▸ **GIVEN INSTRUCTION**: Extract all lines from the data beneath that include the word "title".

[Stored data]
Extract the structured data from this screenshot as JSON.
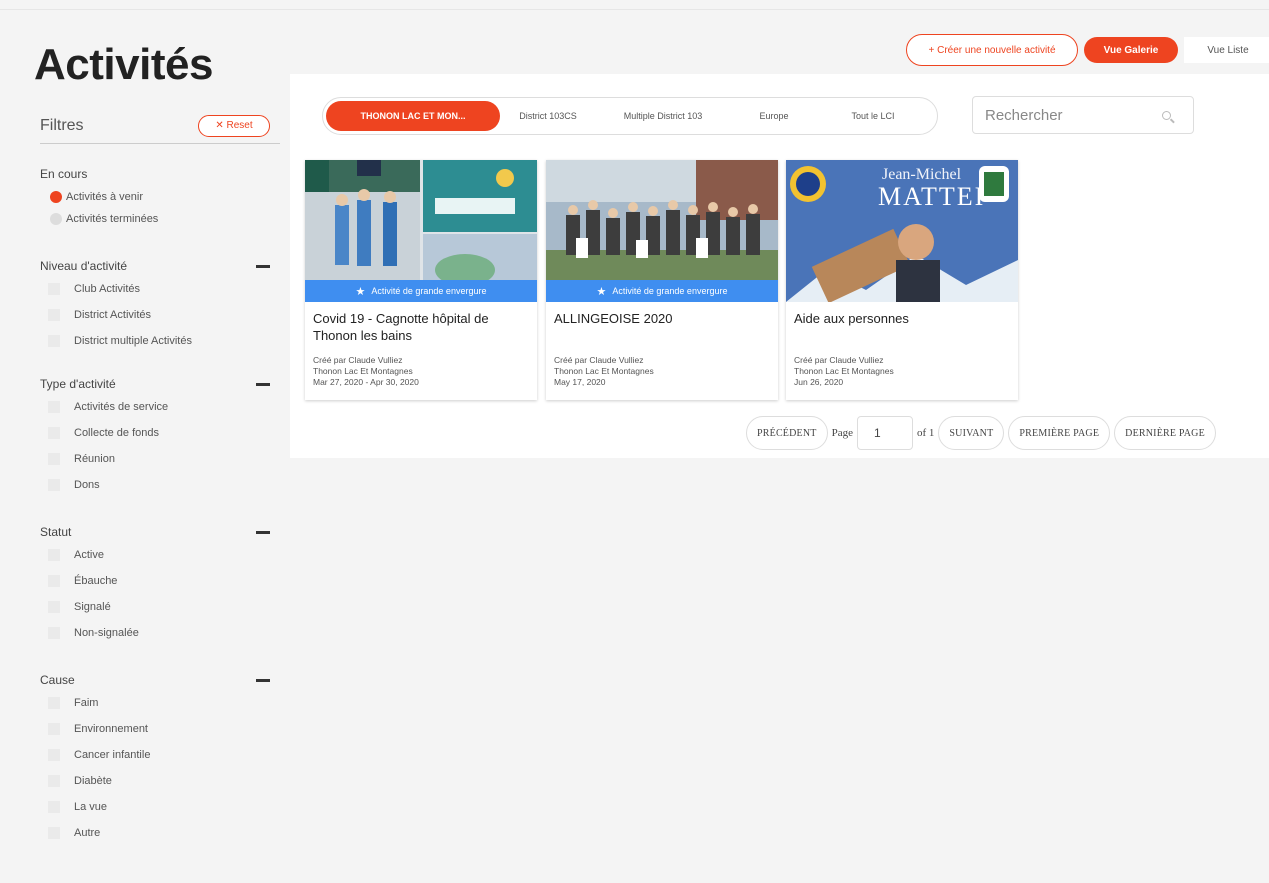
{
  "header": {
    "title": "Activités",
    "create_label": "+ Créer une nouvelle activité",
    "gallery_label": "Vue Galerie",
    "list_label": "Vue Liste"
  },
  "filters": {
    "title": "Filtres",
    "reset_label": "✕ Reset",
    "en_cours": {
      "title": "En cours",
      "options": [
        "Activités à venir",
        "Activités terminées"
      ]
    },
    "niveau": {
      "title": "Niveau d'activité",
      "options": [
        "Club Activités",
        "District Activités",
        "District multiple Activités"
      ]
    },
    "type": {
      "title": "Type d'activité",
      "options": [
        "Activités de service",
        "Collecte de fonds",
        "Réunion",
        "Dons"
      ]
    },
    "statut": {
      "title": "Statut",
      "options": [
        "Active",
        "Ébauche",
        "Signalé",
        "Non-signalée"
      ]
    },
    "cause": {
      "title": "Cause",
      "options": [
        "Faim",
        "Environnement",
        "Cancer infantile",
        "Diabète",
        "La vue",
        "Autre"
      ]
    }
  },
  "scope": {
    "tabs": [
      "THONON LAC ET MON...",
      "District 103CS",
      "Multiple District 103",
      "Europe",
      "Tout le LCI"
    ]
  },
  "search": {
    "placeholder": "Rechercher"
  },
  "cards": [
    {
      "banner": "Activité de grande envergure",
      "title": "Covid 19 - Cagnotte hôpital de Thonon les bains",
      "created_by": "Créé par Claude Vulliez",
      "club": "Thonon Lac Et Montagnes",
      "dates": "Mar 27, 2020 - Apr 30, 2020"
    },
    {
      "banner": "Activité de grande envergure",
      "title": "ALLINGEOISE 2020",
      "created_by": "Créé par Claude Vulliez",
      "club": "Thonon Lac Et Montagnes",
      "dates": "May 17, 2020"
    },
    {
      "banner": "",
      "title": "Aide aux personnes",
      "created_by": "Créé par Claude Vulliez",
      "club": "Thonon Lac Et Montagnes",
      "dates": "Jun 26, 2020",
      "poster_name_1": "Jean-Michel",
      "poster_name_2": "MATTEI"
    }
  ],
  "pager": {
    "prev": "PRÉCÉDENT",
    "page_label": "Page",
    "page_value": "1",
    "of_label": "of 1",
    "next": "SUIVANT",
    "first": "PREMIÈRE PAGE",
    "last": "DERNIÈRE PAGE"
  },
  "colors": {
    "accent": "#ee4420",
    "banner": "#3f8ef0"
  }
}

▸ **SOLUTION TO THE PROBLEM**:
    "title": "Activités",
    "title": "Filtres",
      "title": "En cours",
      "title": "Niveau d'activité",
      "title": "Type d'activité",
      "title": "Statut",
      "title": "Cause",
      "title": "Covid 19 - Cagnotte hôpital de Thonon les bains",
      "title": "ALLINGEOISE 2020",
      "title": "Aide aux personnes",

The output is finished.